__Exercise brief__
Filter the data for lines with the word "structured", then copy every line so identified.

+++ Material shown

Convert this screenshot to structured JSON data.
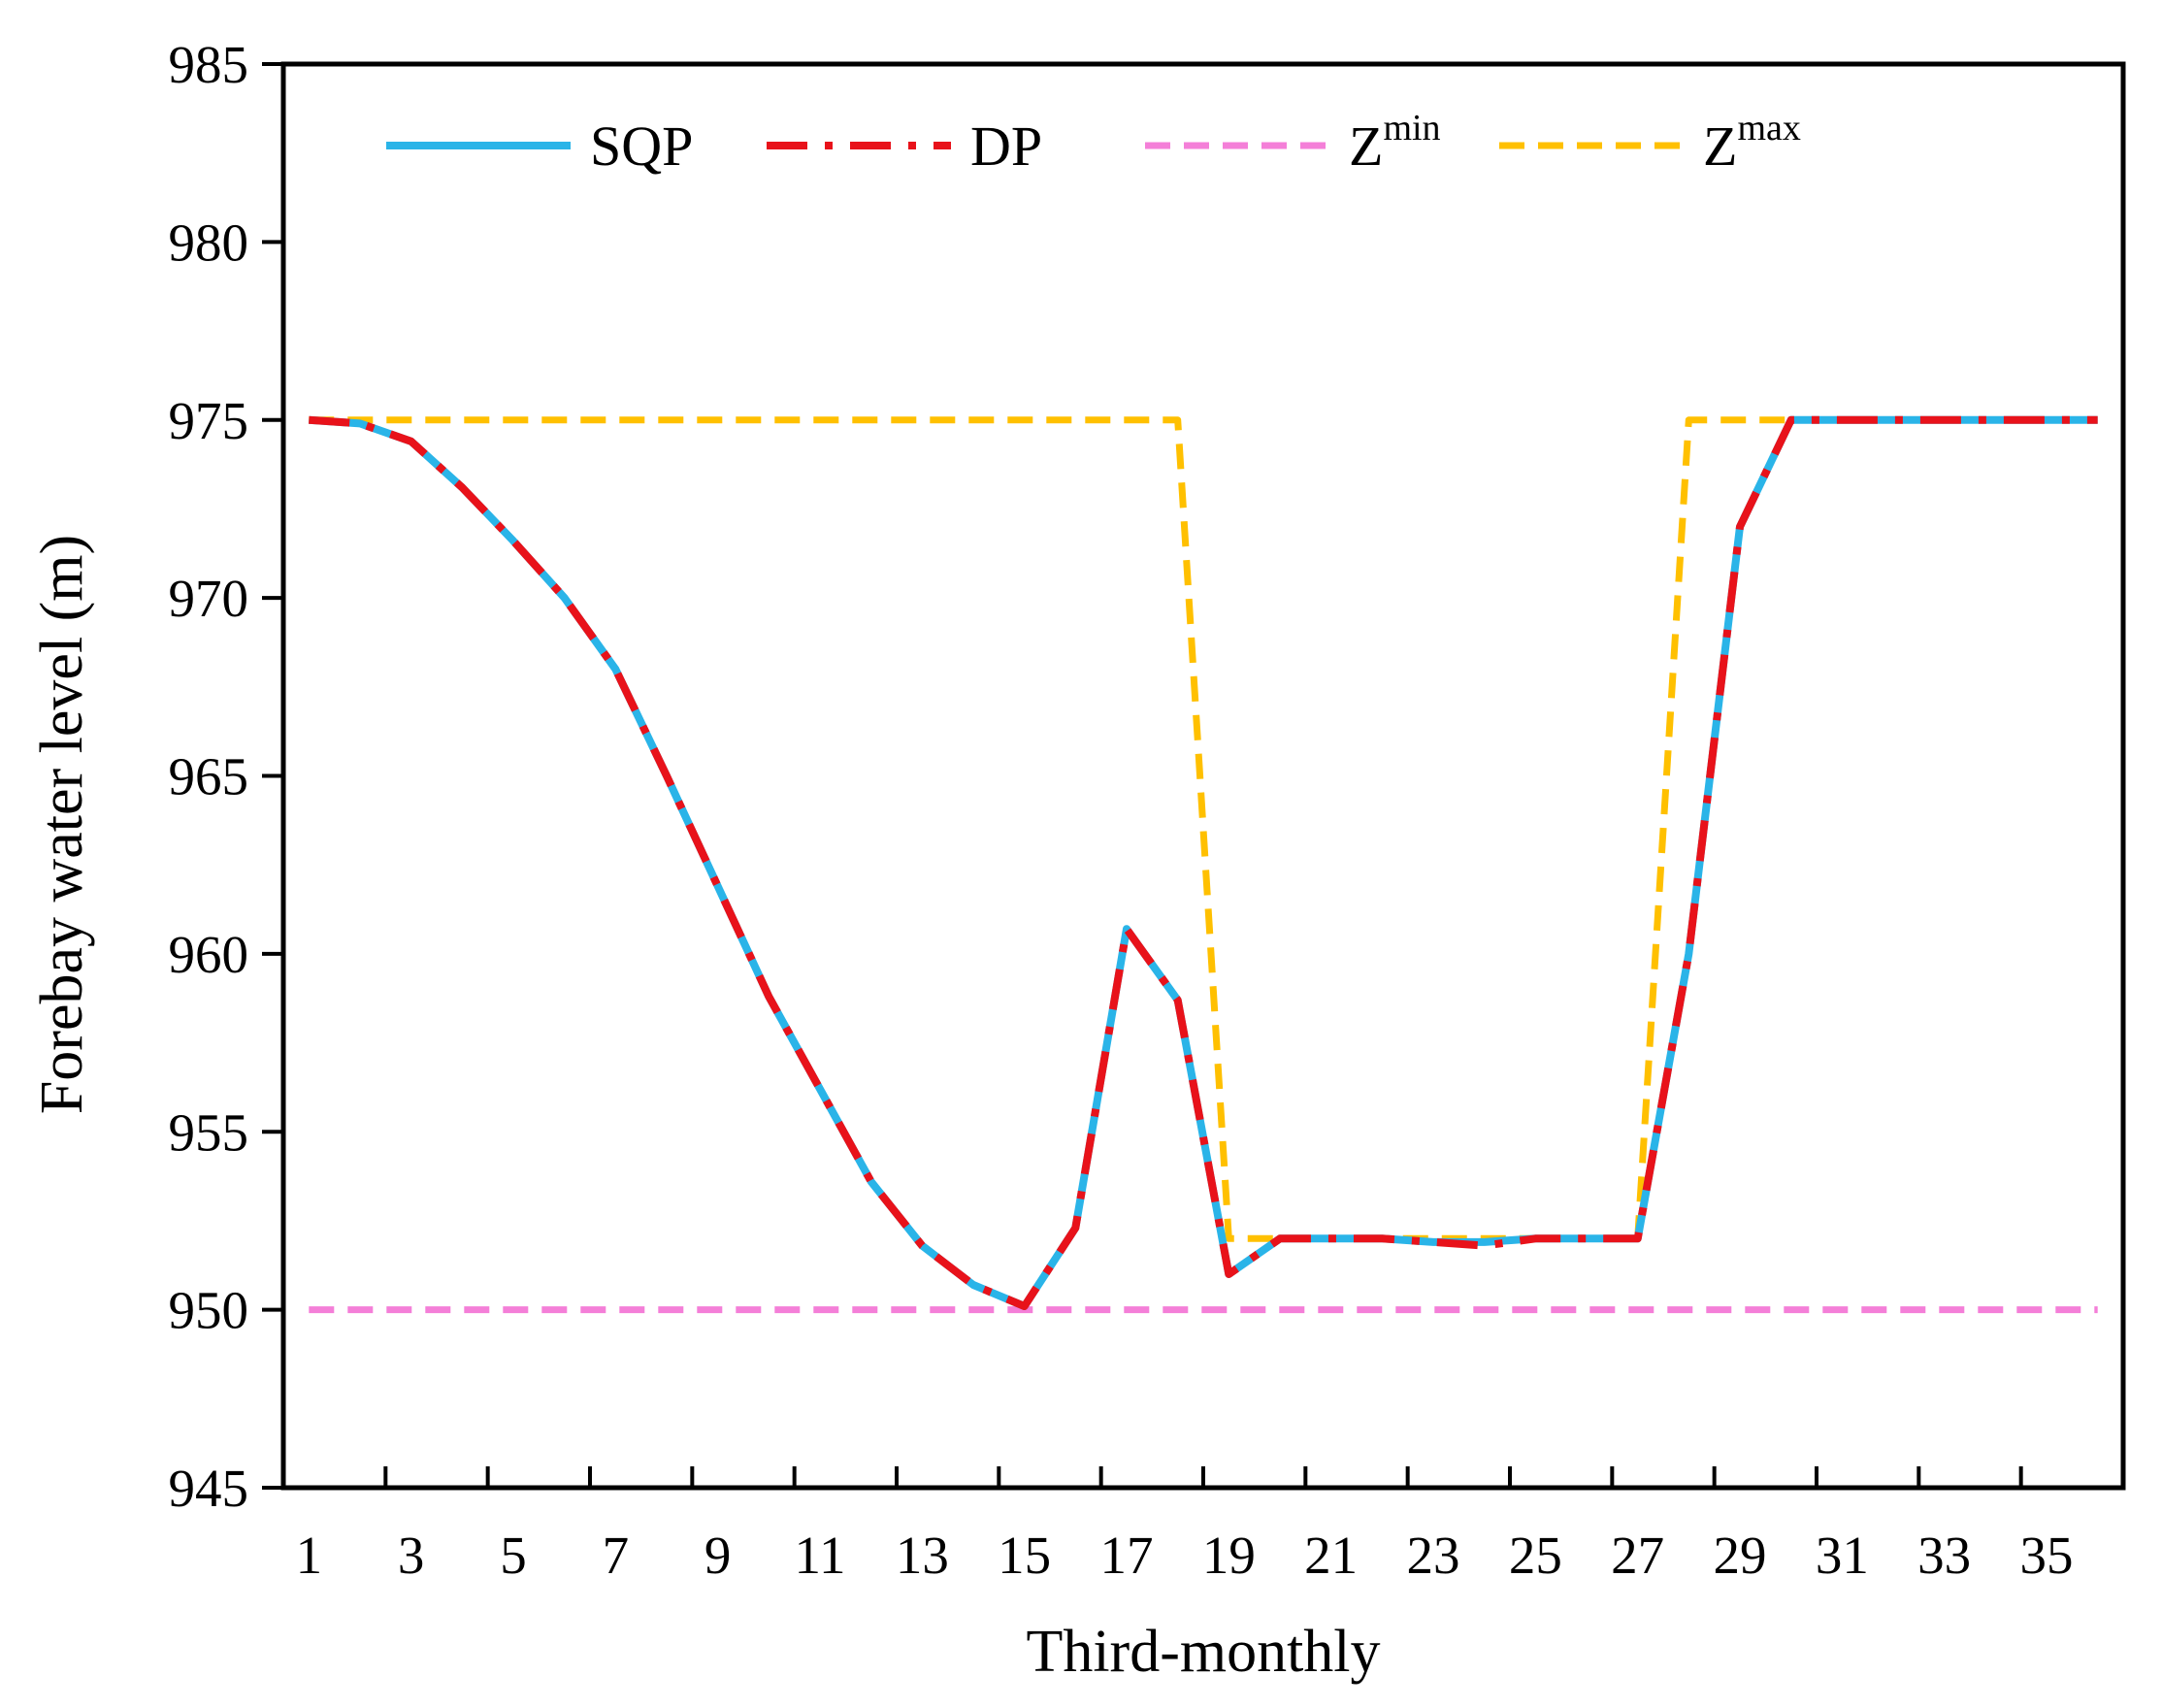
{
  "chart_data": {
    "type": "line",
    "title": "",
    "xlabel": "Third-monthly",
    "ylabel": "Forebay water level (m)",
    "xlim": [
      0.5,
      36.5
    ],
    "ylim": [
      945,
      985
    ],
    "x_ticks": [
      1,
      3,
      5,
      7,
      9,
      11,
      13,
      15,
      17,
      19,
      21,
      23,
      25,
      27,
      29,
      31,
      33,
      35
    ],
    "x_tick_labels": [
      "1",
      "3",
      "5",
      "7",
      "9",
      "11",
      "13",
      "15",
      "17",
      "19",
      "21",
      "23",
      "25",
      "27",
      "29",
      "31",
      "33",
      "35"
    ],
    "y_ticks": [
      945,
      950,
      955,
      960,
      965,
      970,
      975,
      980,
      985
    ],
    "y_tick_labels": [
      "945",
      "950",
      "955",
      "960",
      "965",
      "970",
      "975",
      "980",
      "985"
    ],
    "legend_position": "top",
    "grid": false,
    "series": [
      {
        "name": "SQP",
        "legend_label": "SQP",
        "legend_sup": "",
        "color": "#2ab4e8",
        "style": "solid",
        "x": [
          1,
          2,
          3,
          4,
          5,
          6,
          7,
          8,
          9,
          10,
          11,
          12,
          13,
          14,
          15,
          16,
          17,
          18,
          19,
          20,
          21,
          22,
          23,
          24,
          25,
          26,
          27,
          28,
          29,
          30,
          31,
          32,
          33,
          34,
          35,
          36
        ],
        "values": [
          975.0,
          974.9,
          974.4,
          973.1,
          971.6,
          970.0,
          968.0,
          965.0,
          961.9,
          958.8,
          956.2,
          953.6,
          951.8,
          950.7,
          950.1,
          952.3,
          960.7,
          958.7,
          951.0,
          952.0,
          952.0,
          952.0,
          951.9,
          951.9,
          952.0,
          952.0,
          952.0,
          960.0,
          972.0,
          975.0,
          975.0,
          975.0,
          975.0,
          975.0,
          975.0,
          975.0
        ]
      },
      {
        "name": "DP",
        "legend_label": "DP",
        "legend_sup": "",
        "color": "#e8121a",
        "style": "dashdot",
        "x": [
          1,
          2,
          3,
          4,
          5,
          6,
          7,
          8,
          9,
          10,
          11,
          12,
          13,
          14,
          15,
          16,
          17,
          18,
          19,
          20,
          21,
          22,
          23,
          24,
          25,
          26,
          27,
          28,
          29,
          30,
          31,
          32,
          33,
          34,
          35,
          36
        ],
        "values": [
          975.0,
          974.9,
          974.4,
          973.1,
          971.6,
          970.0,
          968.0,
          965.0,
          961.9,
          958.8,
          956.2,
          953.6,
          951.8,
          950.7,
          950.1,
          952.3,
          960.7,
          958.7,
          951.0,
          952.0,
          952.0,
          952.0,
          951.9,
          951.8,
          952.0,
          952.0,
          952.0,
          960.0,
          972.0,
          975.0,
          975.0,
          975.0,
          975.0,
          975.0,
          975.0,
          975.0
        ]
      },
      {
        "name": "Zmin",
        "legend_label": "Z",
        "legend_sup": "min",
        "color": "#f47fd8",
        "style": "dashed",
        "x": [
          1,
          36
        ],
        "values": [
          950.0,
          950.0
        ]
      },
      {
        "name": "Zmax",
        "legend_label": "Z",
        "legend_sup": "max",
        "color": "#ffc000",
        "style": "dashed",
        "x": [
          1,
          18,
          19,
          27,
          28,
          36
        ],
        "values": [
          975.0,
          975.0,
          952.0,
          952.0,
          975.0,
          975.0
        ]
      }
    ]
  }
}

++++++
+++ Material shown

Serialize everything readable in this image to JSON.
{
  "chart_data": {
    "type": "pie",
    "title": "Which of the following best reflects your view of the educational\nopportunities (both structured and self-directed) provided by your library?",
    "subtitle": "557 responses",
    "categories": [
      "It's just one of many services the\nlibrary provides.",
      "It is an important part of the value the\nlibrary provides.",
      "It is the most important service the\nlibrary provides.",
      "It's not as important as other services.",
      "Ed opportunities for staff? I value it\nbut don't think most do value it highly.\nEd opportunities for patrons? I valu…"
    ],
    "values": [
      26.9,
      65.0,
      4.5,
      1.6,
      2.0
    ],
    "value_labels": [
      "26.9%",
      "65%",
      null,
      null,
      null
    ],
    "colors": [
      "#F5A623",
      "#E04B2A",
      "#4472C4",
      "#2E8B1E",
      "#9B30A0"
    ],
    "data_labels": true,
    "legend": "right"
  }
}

++++++

__Worked answer__
Convert this screenshot to structured JSON data.
    "title": "Which of the following best reflects your view of the educational\nopportunities (both structured and self-directed) provided by your library?",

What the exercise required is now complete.